**PROBLEM**:
Keep only the lines that hold the string "femeie", filtering out the rest of the entries below.
※
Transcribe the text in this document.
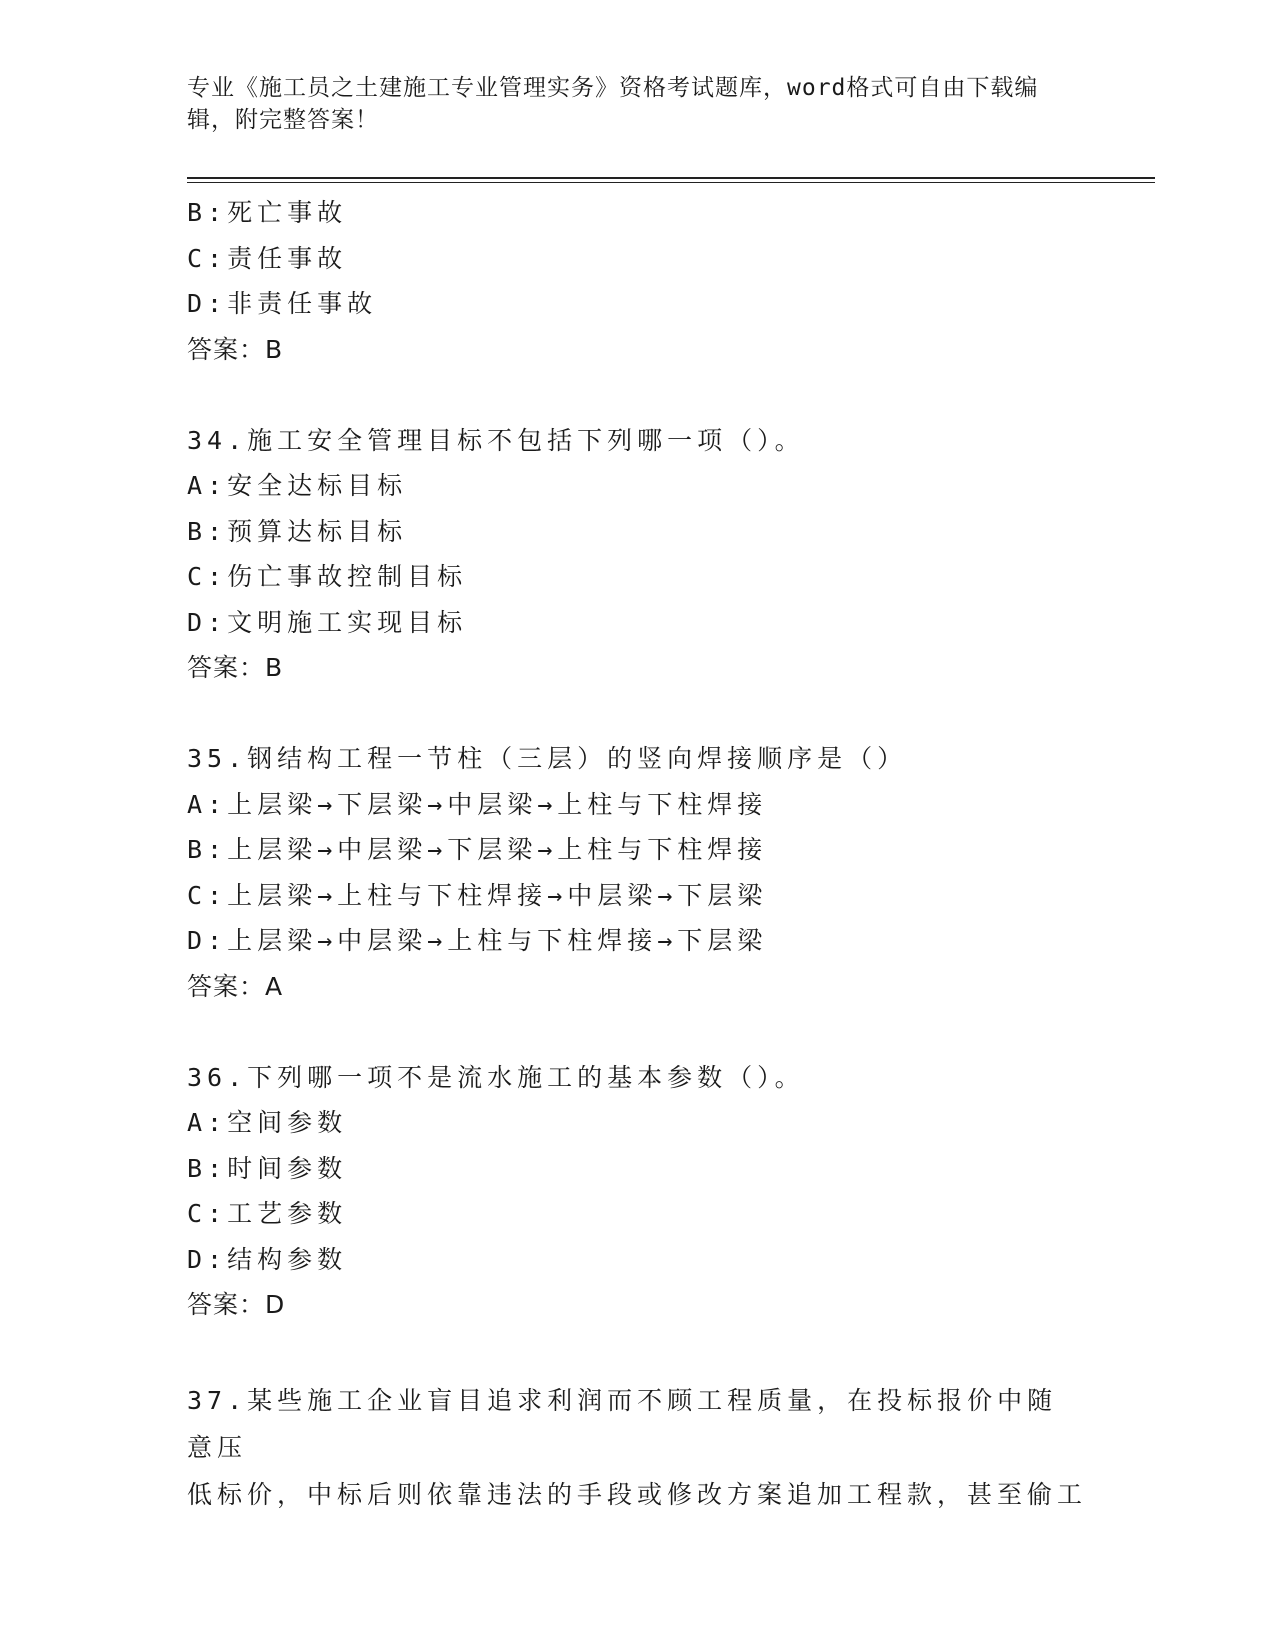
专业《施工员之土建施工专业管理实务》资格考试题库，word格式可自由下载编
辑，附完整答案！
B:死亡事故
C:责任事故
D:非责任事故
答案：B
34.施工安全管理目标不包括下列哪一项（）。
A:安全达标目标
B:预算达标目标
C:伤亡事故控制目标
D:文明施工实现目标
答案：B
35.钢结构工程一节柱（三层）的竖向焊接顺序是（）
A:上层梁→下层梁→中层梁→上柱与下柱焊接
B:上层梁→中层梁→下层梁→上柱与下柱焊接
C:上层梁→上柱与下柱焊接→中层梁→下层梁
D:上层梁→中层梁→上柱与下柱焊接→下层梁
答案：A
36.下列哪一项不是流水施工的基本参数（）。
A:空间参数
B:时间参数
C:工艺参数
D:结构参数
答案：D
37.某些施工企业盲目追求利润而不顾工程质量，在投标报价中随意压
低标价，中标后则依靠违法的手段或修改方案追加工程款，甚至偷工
※
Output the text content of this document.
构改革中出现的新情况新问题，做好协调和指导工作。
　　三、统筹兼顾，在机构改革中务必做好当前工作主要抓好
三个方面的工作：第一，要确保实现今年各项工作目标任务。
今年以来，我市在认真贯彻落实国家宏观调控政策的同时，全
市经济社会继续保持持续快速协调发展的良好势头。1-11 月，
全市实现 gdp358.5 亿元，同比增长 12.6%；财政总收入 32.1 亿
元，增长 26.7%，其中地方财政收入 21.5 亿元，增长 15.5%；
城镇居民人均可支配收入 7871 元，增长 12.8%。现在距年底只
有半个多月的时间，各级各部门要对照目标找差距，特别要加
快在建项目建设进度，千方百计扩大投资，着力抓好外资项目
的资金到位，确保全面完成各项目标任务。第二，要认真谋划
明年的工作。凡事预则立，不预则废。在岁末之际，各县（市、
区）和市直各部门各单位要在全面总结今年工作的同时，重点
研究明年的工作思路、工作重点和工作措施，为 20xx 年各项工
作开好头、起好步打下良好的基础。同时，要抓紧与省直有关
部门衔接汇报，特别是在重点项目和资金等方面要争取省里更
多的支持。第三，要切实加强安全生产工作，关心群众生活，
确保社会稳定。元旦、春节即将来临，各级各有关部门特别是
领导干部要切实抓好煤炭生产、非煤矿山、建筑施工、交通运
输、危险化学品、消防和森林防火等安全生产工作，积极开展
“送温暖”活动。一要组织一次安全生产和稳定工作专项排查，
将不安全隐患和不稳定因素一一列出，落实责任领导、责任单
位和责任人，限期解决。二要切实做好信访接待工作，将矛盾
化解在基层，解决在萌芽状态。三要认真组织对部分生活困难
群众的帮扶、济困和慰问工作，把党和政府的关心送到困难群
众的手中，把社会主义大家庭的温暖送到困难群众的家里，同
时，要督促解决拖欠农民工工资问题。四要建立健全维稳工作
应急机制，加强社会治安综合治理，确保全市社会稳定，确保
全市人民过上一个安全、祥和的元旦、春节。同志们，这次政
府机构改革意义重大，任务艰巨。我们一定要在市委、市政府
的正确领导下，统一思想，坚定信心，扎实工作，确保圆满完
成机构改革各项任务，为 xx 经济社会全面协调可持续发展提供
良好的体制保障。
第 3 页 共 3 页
※
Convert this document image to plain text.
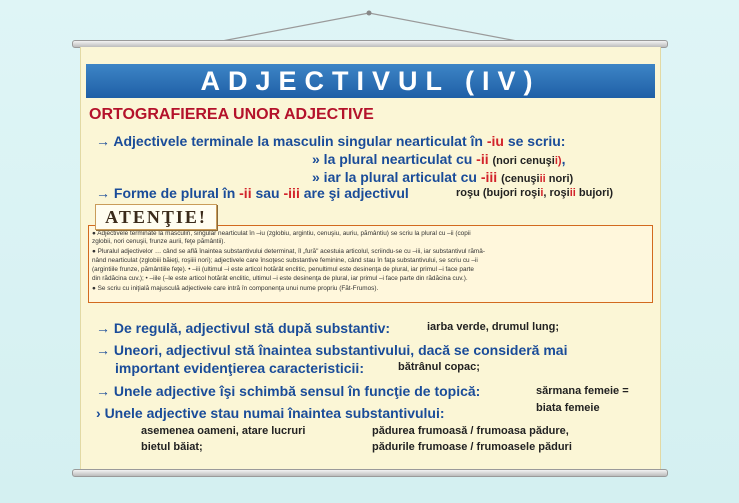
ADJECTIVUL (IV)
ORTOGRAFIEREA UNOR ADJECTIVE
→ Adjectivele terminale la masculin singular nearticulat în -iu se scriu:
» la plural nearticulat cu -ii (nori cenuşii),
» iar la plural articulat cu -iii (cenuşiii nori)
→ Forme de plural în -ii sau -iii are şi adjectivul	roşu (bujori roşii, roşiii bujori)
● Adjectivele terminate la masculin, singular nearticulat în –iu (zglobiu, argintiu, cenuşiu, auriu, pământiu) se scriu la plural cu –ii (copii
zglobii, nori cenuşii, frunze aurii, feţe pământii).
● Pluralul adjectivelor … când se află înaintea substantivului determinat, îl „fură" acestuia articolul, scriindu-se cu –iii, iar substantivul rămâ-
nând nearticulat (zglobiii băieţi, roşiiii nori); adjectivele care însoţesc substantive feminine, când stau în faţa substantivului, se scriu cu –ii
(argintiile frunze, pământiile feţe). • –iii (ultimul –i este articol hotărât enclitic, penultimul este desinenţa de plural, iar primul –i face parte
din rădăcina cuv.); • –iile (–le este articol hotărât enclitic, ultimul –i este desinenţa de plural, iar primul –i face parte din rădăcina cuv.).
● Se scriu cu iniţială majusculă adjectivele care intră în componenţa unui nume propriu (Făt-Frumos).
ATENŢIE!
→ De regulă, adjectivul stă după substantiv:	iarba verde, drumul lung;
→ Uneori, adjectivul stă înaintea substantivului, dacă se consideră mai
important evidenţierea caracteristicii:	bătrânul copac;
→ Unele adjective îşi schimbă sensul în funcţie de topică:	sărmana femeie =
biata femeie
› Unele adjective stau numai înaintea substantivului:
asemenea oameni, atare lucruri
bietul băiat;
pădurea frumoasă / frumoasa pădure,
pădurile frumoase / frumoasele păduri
※
**ANSWER BELOW**:
→ Unele adjective îşi schimbă sensul în funcţie de topică:	sărmana femeie =
biata femeie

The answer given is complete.